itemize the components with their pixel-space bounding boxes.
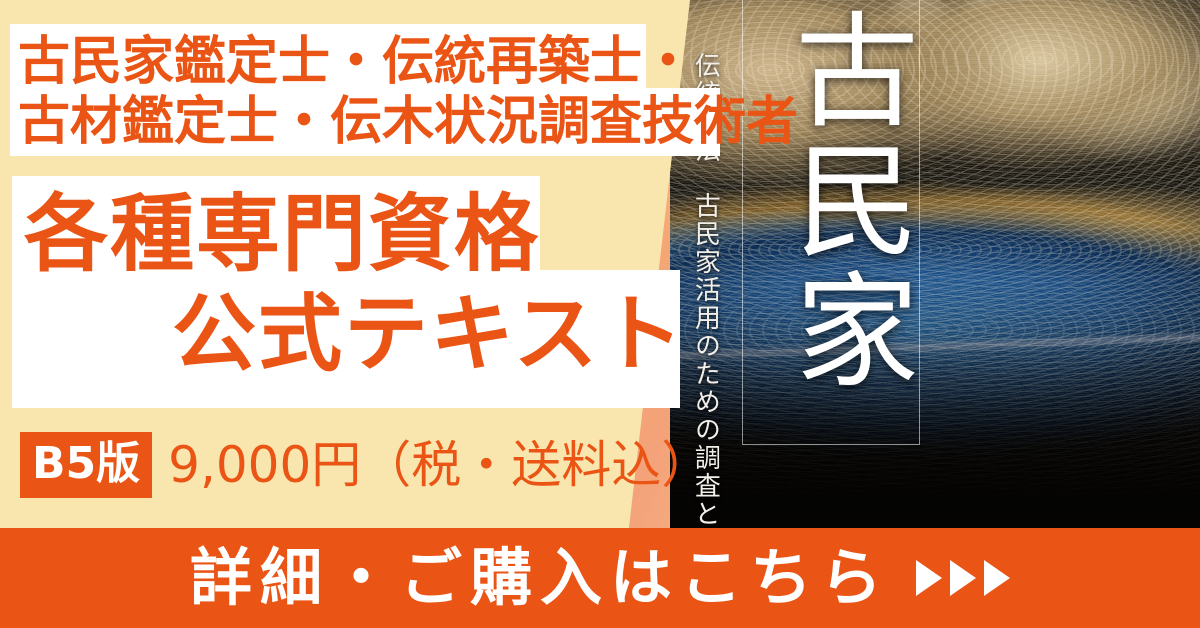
format-badge: B5版 <box>20 432 152 498</box>
cta-button[interactable]: 詳細・ご購入はこちら <box>0 528 1200 628</box>
title-card-lower <box>12 270 680 408</box>
triangle-right-icon <box>984 560 1010 596</box>
promo-banner: 古民家 伝統構法 古民家活用のための調査と再生の 古民家鑑定士・伝統再築士・ 古… <box>0 0 1200 628</box>
price-amount: 9,000円（税・送料込） <box>168 440 711 490</box>
headline-card-lower <box>10 88 720 156</box>
cover-title-text: 古民家 <box>748 6 912 396</box>
triangle-right-icon <box>916 560 942 596</box>
book-cover-image: 古民家 伝統構法 古民家活用のための調査と再生の <box>670 0 1200 536</box>
price-row: B5版 9,000円（税・送料込） <box>20 432 711 498</box>
triangle-right-icon <box>950 560 976 596</box>
cta-arrows <box>916 560 1010 596</box>
cta-label: 詳細・ご購入はこちら <box>190 547 890 609</box>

---

- EXERCISE AIM -
Reproduce the listing above with every instance of "triangle-right-icon" replaced by "arrow-right-icon" and nothing else altered. Leave the picture out of your answer.

- EXERCISE OUTPUT -
itemize the components with their pixel-space bounding boxes.
format-badge: B5版 <box>20 432 152 498</box>
cta-button[interactable]: 詳細・ご購入はこちら <box>0 528 1200 628</box>
title-card-lower <box>12 270 680 408</box>
arrow-right-icon <box>984 560 1010 596</box>
promo-banner: 古民家 伝統構法 古民家活用のための調査と再生の 古民家鑑定士・伝統再築士・ 古… <box>0 0 1200 628</box>
price-amount: 9,000円（税・送料込） <box>168 440 711 490</box>
headline-card-lower <box>10 88 720 156</box>
cover-title-text: 古民家 <box>748 6 912 396</box>
arrow-right-icon <box>916 560 942 596</box>
book-cover-image: 古民家 伝統構法 古民家活用のための調査と再生の <box>670 0 1200 536</box>
price-row: B5版 9,000円（税・送料込） <box>20 432 711 498</box>
arrow-right-icon <box>950 560 976 596</box>
cta-arrows <box>916 560 1010 596</box>
cta-label: 詳細・ご購入はこちら <box>190 547 890 609</box>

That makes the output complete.